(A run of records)
────────
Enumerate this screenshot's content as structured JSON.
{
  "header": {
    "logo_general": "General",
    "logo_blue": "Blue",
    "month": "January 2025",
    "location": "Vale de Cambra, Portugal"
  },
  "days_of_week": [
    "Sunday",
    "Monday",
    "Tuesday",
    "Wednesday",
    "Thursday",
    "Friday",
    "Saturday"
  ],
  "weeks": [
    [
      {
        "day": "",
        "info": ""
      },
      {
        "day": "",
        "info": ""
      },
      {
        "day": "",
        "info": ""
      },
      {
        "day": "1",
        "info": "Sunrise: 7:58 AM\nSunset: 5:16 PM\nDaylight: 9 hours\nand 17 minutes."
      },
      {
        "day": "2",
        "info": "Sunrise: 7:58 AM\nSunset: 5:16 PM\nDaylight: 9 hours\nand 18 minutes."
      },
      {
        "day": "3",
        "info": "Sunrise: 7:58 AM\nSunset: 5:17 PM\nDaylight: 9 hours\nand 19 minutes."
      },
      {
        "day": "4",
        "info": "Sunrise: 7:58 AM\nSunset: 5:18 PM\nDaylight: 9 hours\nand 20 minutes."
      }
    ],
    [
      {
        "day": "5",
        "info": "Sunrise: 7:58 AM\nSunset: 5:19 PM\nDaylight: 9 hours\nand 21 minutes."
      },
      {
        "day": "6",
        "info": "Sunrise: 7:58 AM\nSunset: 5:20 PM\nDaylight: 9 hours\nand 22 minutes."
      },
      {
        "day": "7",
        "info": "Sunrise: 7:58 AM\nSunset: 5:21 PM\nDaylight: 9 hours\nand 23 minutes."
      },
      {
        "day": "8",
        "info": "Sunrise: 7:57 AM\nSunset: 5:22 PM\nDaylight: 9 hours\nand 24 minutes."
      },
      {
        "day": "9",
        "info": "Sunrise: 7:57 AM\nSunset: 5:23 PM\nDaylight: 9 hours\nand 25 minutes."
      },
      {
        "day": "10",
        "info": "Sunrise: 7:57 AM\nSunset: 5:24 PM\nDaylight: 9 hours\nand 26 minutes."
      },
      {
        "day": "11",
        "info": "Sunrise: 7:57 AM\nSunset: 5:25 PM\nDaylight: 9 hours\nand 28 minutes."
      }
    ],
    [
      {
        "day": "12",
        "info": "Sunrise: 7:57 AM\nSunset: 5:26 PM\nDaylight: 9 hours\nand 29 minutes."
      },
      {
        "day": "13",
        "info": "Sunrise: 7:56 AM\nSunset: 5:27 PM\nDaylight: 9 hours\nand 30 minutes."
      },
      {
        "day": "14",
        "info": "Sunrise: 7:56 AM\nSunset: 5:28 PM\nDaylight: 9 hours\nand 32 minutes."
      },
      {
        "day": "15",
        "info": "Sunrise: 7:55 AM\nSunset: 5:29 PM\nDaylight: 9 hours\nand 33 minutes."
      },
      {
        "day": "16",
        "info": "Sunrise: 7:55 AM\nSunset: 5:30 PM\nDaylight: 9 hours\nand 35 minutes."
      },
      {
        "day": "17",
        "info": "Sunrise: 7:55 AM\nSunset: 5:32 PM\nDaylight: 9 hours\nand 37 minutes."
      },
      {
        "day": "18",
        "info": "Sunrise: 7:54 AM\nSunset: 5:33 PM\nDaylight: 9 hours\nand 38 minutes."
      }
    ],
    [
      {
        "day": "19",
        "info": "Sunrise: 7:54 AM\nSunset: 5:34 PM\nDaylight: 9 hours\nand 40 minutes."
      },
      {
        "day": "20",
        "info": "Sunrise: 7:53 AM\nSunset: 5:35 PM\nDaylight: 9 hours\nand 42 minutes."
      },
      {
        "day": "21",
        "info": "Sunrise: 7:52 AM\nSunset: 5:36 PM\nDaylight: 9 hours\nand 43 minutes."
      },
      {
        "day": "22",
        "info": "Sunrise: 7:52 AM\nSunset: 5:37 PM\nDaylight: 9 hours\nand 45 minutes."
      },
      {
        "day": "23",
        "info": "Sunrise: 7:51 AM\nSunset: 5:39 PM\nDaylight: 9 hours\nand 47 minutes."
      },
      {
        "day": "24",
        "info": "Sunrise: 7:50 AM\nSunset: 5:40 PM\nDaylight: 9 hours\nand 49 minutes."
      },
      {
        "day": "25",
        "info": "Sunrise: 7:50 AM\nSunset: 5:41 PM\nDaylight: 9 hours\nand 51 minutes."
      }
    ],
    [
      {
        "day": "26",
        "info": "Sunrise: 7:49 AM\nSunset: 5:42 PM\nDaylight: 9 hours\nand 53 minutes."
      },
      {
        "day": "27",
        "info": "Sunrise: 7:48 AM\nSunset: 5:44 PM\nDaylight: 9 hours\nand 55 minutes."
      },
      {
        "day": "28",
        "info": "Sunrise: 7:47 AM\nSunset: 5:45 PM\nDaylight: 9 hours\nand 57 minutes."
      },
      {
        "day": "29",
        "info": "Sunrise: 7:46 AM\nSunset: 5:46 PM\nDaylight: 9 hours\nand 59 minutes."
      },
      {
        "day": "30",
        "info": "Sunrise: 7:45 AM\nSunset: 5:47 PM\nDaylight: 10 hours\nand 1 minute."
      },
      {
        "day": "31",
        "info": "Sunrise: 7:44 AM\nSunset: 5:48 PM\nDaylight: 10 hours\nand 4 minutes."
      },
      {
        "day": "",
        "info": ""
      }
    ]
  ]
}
────────
Retype all the records, matching them exactly.

## EXERCISE RESPONSE
Enumerate this screenshot's content as structured JSON.
{
  "header": {
    "logo_general": "General",
    "logo_blue": "Blue",
    "month": "January 2025",
    "location": "Vale de Cambra, Portugal"
  },
  "days_of_week": [
    "Sunday",
    "Monday",
    "Tuesday",
    "Wednesday",
    "Thursday",
    "Friday",
    "Saturday"
  ],
  "weeks": [
    [
      {
        "day": "",
        "info": ""
      },
      {
        "day": "",
        "info": ""
      },
      {
        "day": "",
        "info": ""
      },
      {
        "day": "1",
        "info": "Sunrise: 7:58 AM\nSunset: 5:16 PM\nDaylight: 9 hours\nand 17 minutes."
      },
      {
        "day": "2",
        "info": "Sunrise: 7:58 AM\nSunset: 5:16 PM\nDaylight: 9 hours\nand 18 minutes."
      },
      {
        "day": "3",
        "info": "Sunrise: 7:58 AM\nSunset: 5:17 PM\nDaylight: 9 hours\nand 19 minutes."
      },
      {
        "day": "4",
        "info": "Sunrise: 7:58 AM\nSunset: 5:18 PM\nDaylight: 9 hours\nand 20 minutes."
      }
    ],
    [
      {
        "day": "5",
        "info": "Sunrise: 7:58 AM\nSunset: 5:19 PM\nDaylight: 9 hours\nand 21 minutes."
      },
      {
        "day": "6",
        "info": "Sunrise: 7:58 AM\nSunset: 5:20 PM\nDaylight: 9 hours\nand 22 minutes."
      },
      {
        "day": "7",
        "info": "Sunrise: 7:58 AM\nSunset: 5:21 PM\nDaylight: 9 hours\nand 23 minutes."
      },
      {
        "day": "8",
        "info": "Sunrise: 7:57 AM\nSunset: 5:22 PM\nDaylight: 9 hours\nand 24 minutes."
      },
      {
        "day": "9",
        "info": "Sunrise: 7:57 AM\nSunset: 5:23 PM\nDaylight: 9 hours\nand 25 minutes."
      },
      {
        "day": "10",
        "info": "Sunrise: 7:57 AM\nSunset: 5:24 PM\nDaylight: 9 hours\nand 26 minutes."
      },
      {
        "day": "11",
        "info": "Sunrise: 7:57 AM\nSunset: 5:25 PM\nDaylight: 9 hours\nand 28 minutes."
      }
    ],
    [
      {
        "day": "12",
        "info": "Sunrise: 7:57 AM\nSunset: 5:26 PM\nDaylight: 9 hours\nand 29 minutes."
      },
      {
        "day": "13",
        "info": "Sunrise: 7:56 AM\nSunset: 5:27 PM\nDaylight: 9 hours\nand 30 minutes."
      },
      {
        "day": "14",
        "info": "Sunrise: 7:56 AM\nSunset: 5:28 PM\nDaylight: 9 hours\nand 32 minutes."
      },
      {
        "day": "15",
        "info": "Sunrise: 7:55 AM\nSunset: 5:29 PM\nDaylight: 9 hours\nand 33 minutes."
      },
      {
        "day": "16",
        "info": "Sunrise: 7:55 AM\nSunset: 5:30 PM\nDaylight: 9 hours\nand 35 minutes."
      },
      {
        "day": "17",
        "info": "Sunrise: 7:55 AM\nSunset: 5:32 PM\nDaylight: 9 hours\nand 37 minutes."
      },
      {
        "day": "18",
        "info": "Sunrise: 7:54 AM\nSunset: 5:33 PM\nDaylight: 9 hours\nand 38 minutes."
      }
    ],
    [
      {
        "day": "19",
        "info": "Sunrise: 7:54 AM\nSunset: 5:34 PM\nDaylight: 9 hours\nand 40 minutes."
      },
      {
        "day": "20",
        "info": "Sunrise: 7:53 AM\nSunset: 5:35 PM\nDaylight: 9 hours\nand 42 minutes."
      },
      {
        "day": "21",
        "info": "Sunrise: 7:52 AM\nSunset: 5:36 PM\nDaylight: 9 hours\nand 43 minutes."
      },
      {
        "day": "22",
        "info": "Sunrise: 7:52 AM\nSunset: 5:37 PM\nDaylight: 9 hours\nand 45 minutes."
      },
      {
        "day": "23",
        "info": "Sunrise: 7:51 AM\nSunset: 5:39 PM\nDaylight: 9 hours\nand 47 minutes."
      },
      {
        "day": "24",
        "info": "Sunrise: 7:50 AM\nSunset: 5:40 PM\nDaylight: 9 hours\nand 49 minutes."
      },
      {
        "day": "25",
        "info": "Sunrise: 7:50 AM\nSunset: 5:41 PM\nDaylight: 9 hours\nand 51 minutes."
      }
    ],
    [
      {
        "day": "26",
        "info": "Sunrise: 7:49 AM\nSunset: 5:42 PM\nDaylight: 9 hours\nand 53 minutes."
      },
      {
        "day": "27",
        "info": "Sunrise: 7:48 AM\nSunset: 5:44 PM\nDaylight: 9 hours\nand 55 minutes."
      },
      {
        "day": "28",
        "info": "Sunrise: 7:47 AM\nSunset: 5:45 PM\nDaylight: 9 hours\nand 57 minutes."
      },
      {
        "day": "29",
        "info": "Sunrise: 7:46 AM\nSunset: 5:46 PM\nDaylight: 9 hours\nand 59 minutes."
      },
      {
        "day": "30",
        "info": "Sunrise: 7:45 AM\nSunset: 5:47 PM\nDaylight: 10 hours\nand 1 minute."
      },
      {
        "day": "31",
        "info": "Sunrise: 7:44 AM\nSunset: 5:48 PM\nDaylight: 10 hours\nand 4 minutes."
      },
      {
        "day": "",
        "info": ""
      }
    ]
  ]
}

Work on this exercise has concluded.